Your task is to quote the material that follows, in full and exactly.

* [Data to process]

========

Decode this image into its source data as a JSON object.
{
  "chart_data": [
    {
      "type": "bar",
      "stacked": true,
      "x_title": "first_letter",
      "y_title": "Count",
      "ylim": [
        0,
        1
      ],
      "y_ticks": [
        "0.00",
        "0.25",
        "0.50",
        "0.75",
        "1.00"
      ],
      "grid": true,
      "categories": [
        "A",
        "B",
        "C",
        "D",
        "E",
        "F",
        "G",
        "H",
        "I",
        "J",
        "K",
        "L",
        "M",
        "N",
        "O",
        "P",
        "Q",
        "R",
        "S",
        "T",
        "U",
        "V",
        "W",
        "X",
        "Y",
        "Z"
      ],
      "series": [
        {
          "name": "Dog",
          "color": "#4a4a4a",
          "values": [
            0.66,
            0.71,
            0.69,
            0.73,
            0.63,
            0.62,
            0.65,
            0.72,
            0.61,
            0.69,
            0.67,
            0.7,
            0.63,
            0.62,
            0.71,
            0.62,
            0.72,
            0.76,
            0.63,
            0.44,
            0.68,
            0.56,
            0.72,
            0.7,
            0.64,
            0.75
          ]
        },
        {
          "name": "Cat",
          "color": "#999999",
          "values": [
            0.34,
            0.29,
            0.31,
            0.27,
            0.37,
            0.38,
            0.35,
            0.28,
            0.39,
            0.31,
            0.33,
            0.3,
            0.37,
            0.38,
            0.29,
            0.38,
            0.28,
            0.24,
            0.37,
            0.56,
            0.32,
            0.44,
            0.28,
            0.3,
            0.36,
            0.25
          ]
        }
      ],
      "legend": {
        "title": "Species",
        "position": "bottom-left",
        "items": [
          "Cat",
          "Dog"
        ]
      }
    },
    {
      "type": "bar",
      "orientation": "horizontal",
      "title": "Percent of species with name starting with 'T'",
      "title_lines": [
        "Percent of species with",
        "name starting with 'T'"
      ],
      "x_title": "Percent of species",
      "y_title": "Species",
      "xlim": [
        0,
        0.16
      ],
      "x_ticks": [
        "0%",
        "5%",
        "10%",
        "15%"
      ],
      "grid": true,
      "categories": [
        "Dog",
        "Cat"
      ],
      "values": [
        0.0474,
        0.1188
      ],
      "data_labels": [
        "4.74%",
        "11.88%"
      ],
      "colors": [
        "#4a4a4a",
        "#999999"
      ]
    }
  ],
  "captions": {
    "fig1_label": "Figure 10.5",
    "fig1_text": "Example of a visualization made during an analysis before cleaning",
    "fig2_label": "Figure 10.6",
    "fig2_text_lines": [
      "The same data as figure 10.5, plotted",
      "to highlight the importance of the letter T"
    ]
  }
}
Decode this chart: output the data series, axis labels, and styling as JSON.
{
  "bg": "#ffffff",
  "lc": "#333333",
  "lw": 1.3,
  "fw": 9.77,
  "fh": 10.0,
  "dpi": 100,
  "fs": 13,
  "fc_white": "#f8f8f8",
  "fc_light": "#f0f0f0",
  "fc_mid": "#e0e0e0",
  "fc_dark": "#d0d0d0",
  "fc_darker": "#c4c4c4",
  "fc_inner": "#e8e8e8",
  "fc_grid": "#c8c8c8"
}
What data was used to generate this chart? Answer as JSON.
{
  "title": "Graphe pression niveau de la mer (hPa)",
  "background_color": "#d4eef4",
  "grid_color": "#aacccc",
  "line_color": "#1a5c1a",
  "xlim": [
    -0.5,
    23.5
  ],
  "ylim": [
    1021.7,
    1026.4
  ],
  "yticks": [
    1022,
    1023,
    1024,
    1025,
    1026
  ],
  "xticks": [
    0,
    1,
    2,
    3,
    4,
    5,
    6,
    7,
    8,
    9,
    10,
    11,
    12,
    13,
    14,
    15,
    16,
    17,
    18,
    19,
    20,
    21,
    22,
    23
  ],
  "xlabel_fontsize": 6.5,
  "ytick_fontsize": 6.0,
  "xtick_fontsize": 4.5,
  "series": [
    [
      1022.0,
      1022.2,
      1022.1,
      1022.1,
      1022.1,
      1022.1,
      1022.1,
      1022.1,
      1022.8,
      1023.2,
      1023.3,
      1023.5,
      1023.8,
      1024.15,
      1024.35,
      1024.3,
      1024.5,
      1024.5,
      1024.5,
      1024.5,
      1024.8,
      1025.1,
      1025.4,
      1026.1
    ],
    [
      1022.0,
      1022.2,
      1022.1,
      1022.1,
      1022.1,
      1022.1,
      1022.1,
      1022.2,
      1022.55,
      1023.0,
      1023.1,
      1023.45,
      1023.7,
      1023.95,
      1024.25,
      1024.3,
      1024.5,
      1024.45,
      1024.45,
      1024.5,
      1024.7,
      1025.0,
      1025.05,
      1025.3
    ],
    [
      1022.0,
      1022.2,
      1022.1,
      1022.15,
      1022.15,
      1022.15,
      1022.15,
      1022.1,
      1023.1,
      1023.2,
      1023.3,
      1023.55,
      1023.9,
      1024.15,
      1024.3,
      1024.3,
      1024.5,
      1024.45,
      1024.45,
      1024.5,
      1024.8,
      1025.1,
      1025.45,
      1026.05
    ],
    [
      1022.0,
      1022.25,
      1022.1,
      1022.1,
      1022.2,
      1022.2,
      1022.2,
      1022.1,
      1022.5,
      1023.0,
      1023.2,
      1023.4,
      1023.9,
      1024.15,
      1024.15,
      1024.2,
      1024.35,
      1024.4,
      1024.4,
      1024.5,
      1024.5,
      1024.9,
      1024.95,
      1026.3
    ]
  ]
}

========

* [Result for this task]
Decode this image into its source data as a JSON object.
{
  "chart_data": [
    {
      "type": "bar",
      "stacked": true,
      "x_title": "first_letter",
      "y_title": "Count",
      "ylim": [
        0,
        1
      ],
      "y_ticks": [
        "0.00",
        "0.25",
        "0.50",
        "0.75",
        "1.00"
      ],
      "grid": true,
      "categories": [
        "A",
        "B",
        "C",
        "D",
        "E",
        "F",
        "G",
        "H",
        "I",
        "J",
        "K",
        "L",
        "M",
        "N",
        "O",
        "P",
        "Q",
        "R",
        "S",
        "T",
        "U",
        "V",
        "W",
        "X",
        "Y",
        "Z"
      ],
      "series": [
        {
          "name": "Dog",
          "color": "#4a4a4a",
          "values": [
            0.66,
            0.71,
            0.69,
            0.73,
            0.63,
            0.62,
            0.65,
            0.72,
            0.61,
            0.69,
            0.67,
            0.7,
            0.63,
            0.62,
            0.71,
            0.62,
            0.72,
            0.76,
            0.63,
            0.44,
            0.68,
            0.56,
            0.72,
            0.7,
            0.64,
            0.75
          ]
        },
        {
          "name": "Cat",
          "color": "#999999",
          "values": [
            0.34,
            0.29,
            0.31,
            0.27,
            0.37,
            0.38,
            0.35,
            0.28,
            0.39,
            0.31,
            0.33,
            0.3,
            0.37,
            0.38,
            0.29,
            0.38,
            0.28,
            0.24,
            0.37,
            0.56,
            0.32,
            0.44,
            0.28,
            0.3,
            0.36,
            0.25
          ]
        }
      ],
      "legend": {
        "title": "Species",
        "position": "bottom-left",
        "items": [
          "Cat",
          "Dog"
        ]
      }
    },
    {
      "type": "bar",
      "orientation": "horizontal",
      "title": "Percent of species with name starting with 'T'",
      "title_lines": [
        "Percent of species with",
        "name starting with 'T'"
      ],
      "x_title": "Percent of species",
      "y_title": "Species",
      "xlim": [
        0,
        0.16
      ],
      "x_ticks": [
        "0%",
        "5%",
        "10%",
        "15%"
      ],
      "grid": true,
      "categories": [
        "Dog",
        "Cat"
      ],
      "values": [
        0.0474,
        0.1188
      ],
      "data_labels": [
        "4.74%",
        "11.88%"
      ],
      "colors": [
        "#4a4a4a",
        "#999999"
      ]
    }
  ],
  "captions": {
    "fig1_label": "Figure 10.5",
    "fig1_text": "Example of a visualization made during an analysis before cleaning",
    "fig2_label": "Figure 10.6",
    "fig2_text_lines": [
      "The same data as figure 10.5, plotted",
      "to highlight the importance of the letter T"
    ]
  }
}
Decode this chart: output the data series, axis labels, and styling as JSON.
{
  "bg": "#ffffff",
  "lc": "#333333",
  "lw": 1.3,
  "fw": 9.77,
  "fh": 10.0,
  "dpi": 100,
  "fs": 13,
  "fc_white": "#f8f8f8",
  "fc_light": "#f0f0f0",
  "fc_mid": "#e0e0e0",
  "fc_dark": "#d0d0d0",
  "fc_darker": "#c4c4c4",
  "fc_inner": "#e8e8e8",
  "fc_grid": "#c8c8c8"
}
What data was used to generate this chart? Answer as JSON.
{
  "title": "Graphe pression niveau de la mer (hPa)",
  "background_color": "#d4eef4",
  "grid_color": "#aacccc",
  "line_color": "#1a5c1a",
  "xlim": [
    -0.5,
    23.5
  ],
  "ylim": [
    1021.7,
    1026.4
  ],
  "yticks": [
    1022,
    1023,
    1024,
    1025,
    1026
  ],
  "xticks": [
    0,
    1,
    2,
    3,
    4,
    5,
    6,
    7,
    8,
    9,
    10,
    11,
    12,
    13,
    14,
    15,
    16,
    17,
    18,
    19,
    20,
    21,
    22,
    23
  ],
  "xlabel_fontsize": 6.5,
  "ytick_fontsize": 6.0,
  "xtick_fontsize": 4.5,
  "series": [
    [
      1022.0,
      1022.2,
      1022.1,
      1022.1,
      1022.1,
      1022.1,
      1022.1,
      1022.1,
      1022.8,
      1023.2,
      1023.3,
      1023.5,
      1023.8,
      1024.15,
      1024.35,
      1024.3,
      1024.5,
      1024.5,
      1024.5,
      1024.5,
      1024.8,
      1025.1,
      1025.4,
      1026.1
    ],
    [
      1022.0,
      1022.2,
      1022.1,
      1022.1,
      1022.1,
      1022.1,
      1022.1,
      1022.2,
      1022.55,
      1023.0,
      1023.1,
      1023.45,
      1023.7,
      1023.95,
      1024.25,
      1024.3,
      1024.5,
      1024.45,
      1024.45,
      1024.5,
      1024.7,
      1025.0,
      1025.05,
      1025.3
    ],
    [
      1022.0,
      1022.2,
      1022.1,
      1022.15,
      1022.15,
      1022.15,
      1022.15,
      1022.1,
      1023.1,
      1023.2,
      1023.3,
      1023.55,
      1023.9,
      1024.15,
      1024.3,
      1024.3,
      1024.5,
      1024.45,
      1024.45,
      1024.5,
      1024.8,
      1025.1,
      1025.45,
      1026.05
    ],
    [
      1022.0,
      1022.25,
      1022.1,
      1022.1,
      1022.2,
      1022.2,
      1022.2,
      1022.1,
      1022.5,
      1023.0,
      1023.2,
      1023.4,
      1023.9,
      1024.15,
      1024.15,
      1024.2,
      1024.35,
      1024.4,
      1024.4,
      1024.5,
      1024.5,
      1024.9,
      1024.95,
      1026.3
    ]
  ]
}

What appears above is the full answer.